§ Task to carry out
For the entries that follow, state how many lines include the word "Química", giving the number and nothing else.

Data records
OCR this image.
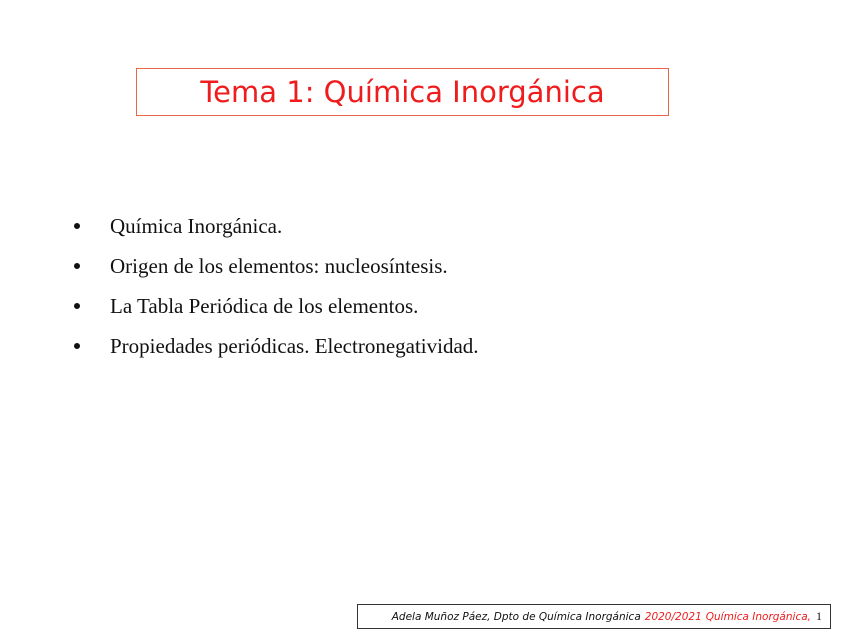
Tema 1: Química Inorgánica
Química Inorgánica.
Origen de los elementos: nucleosíntesis.
La Tabla Periódica de los elementos.
Propiedades periódicas. Electronegatividad.
Adela Muñoz Páez, Dpto de Química Inorgánica 2020/2021 Química Inorgánica, 1
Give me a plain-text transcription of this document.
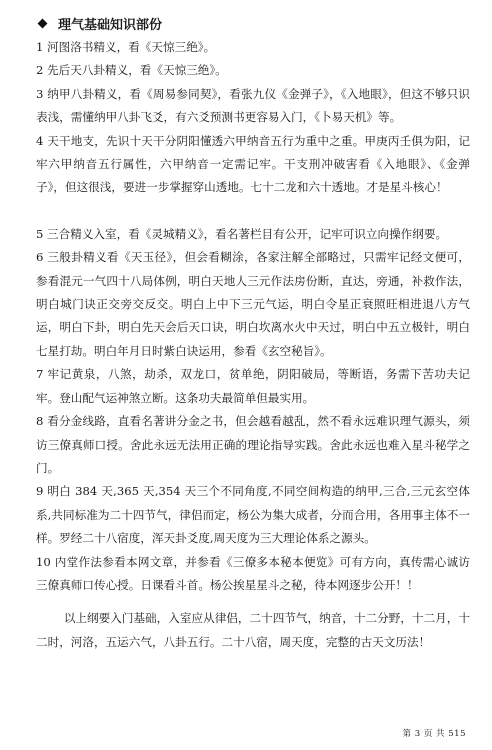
理气基础知识部份

1 河图洛书精义，看《天惊三绝》。

2 先后天八卦精义，看《天惊三绝》。

3 纳甲八卦精义，看《周易参同契》，看张九仪《金弹子》，《入地眼》，但这不够只识表浅，需懂纳甲八卦飞爻，有六爻预测书更容易入门，《卜易天机》等。

4 天干地支，先识十天干分阴阳懂透六甲纳音五行为重中之重。甲庚丙壬俱为阳，记牢六甲纳音五行属性，六甲纳音一定需记牢。干支刑冲破害看《入地眼》、《金弹子》，但这很浅，要进一步掌握穿山透地。七十二龙和六十透地。才是星斗核心！

5 三合精义入室，看《灵城精义》，看名著栏目有公开，记牢可识立向操作纲要。

6 三般卦精义看《天玉径》，但会看糊涂，各家注解全部略过，只需牢记经文便可，参看混元一气四十八局体例，明白天地人三元作法房份断，直达，旁通，补救作法，明白城门诀正交旁交反交。明白上中下三元气运，明白令星正衰照旺相进退八方气运，明白下卦，明白先天会后天口诀，明白坎离水火中天过，明白中五立极针，明白七星打劫。明白年月日时紫白诀运用，参看《玄空秘旨》。

7 牢记黄泉，八煞，劫杀，双龙口，贫单绝，阴阳破局，等断语，务需下苦功夫记牢。登山配气运神煞立断。这条功夫最简单但最实用。

8 看分金线路，直看名著讲分金之书，但会越看越乱，然不看永远难识理气源头，须访三僚真师口授。舍此永远无法用正确的理论指导实践。舍此永远也难入星斗秘学之门。

9 明白 384 天,365 天,354 天三个不同角度,不同空间构造的纳甲,三合,三元玄空体系,共同标准为二十四节气，律侣而定，杨公为集大成者，分而合用，各用事主体不一样。罗经二十八宿度，浑天卦爻度,周天度为三大理论体系之源头。

10 内堂作法参看本网文章，并参看《三僚多本秘本便览》可有方向，真传需心诚访三僚真师口传心授。日课看斗首。杨公挨星星斗之秘，待本网逐步公开！！

以上纲要入门基础，入室应从律侣，二十四节气，纳音，十二分野，十二月，十二时，河洛，五运六气，八卦五行。二十八宿，周天度，完整的古天文历法！

第 3 页 共 515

§ Answer to the task
3